- _Records that describe figures_

-=-=-

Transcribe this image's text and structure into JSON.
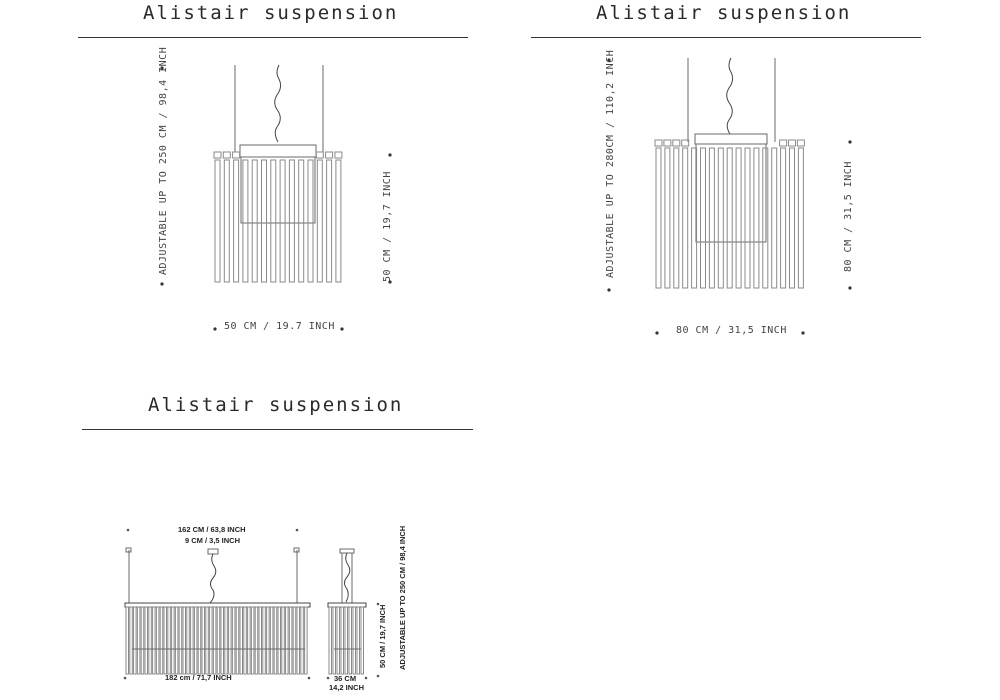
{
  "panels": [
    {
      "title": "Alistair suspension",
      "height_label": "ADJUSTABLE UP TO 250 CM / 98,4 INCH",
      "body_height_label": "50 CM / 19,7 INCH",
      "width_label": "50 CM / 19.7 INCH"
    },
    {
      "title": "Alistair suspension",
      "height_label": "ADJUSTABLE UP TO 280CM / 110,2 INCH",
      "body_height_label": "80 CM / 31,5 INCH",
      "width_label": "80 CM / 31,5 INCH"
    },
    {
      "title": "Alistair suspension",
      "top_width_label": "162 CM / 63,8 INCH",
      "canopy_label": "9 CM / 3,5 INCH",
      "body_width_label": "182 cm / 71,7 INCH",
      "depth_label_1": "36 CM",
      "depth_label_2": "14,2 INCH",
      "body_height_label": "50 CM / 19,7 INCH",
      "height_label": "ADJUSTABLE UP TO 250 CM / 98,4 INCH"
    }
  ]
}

-=-=-

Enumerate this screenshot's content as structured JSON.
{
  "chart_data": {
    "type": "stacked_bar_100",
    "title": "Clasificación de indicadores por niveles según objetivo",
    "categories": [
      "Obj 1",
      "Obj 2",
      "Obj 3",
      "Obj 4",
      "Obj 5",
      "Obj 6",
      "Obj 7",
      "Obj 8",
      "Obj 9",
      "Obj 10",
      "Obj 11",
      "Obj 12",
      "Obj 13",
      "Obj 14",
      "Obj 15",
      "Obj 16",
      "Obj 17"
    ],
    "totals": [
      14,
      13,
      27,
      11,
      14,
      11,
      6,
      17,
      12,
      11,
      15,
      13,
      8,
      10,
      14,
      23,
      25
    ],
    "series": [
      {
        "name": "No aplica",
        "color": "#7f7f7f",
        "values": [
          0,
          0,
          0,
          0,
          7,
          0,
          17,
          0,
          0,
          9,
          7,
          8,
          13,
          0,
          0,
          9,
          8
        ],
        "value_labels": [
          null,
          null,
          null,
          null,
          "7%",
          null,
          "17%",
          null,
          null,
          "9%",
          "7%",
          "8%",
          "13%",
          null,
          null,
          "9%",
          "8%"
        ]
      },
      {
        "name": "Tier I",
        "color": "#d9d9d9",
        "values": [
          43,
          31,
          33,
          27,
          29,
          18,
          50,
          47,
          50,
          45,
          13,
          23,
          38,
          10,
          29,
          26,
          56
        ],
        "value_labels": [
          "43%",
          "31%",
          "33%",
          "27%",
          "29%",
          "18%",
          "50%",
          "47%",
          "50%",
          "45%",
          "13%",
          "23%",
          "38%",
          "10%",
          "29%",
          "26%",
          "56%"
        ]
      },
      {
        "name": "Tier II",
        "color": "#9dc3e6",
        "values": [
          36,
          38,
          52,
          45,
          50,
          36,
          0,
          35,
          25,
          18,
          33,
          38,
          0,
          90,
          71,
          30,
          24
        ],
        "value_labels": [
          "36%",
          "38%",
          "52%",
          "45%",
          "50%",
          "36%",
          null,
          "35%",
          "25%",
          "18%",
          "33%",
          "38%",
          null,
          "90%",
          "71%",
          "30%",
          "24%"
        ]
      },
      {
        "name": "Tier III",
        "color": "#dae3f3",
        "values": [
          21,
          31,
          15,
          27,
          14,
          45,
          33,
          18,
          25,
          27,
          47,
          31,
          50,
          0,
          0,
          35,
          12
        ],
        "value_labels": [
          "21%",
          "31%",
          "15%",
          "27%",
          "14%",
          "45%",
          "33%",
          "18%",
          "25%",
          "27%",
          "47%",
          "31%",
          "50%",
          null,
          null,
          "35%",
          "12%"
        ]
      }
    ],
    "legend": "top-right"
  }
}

-=-=-

- _TASK DESCRIPTION_
Give the number of lines in the material above that have the word "ADJUSTABLE" in them, and nothing more.

- _OUTPUT OF THE EXERCISE_
3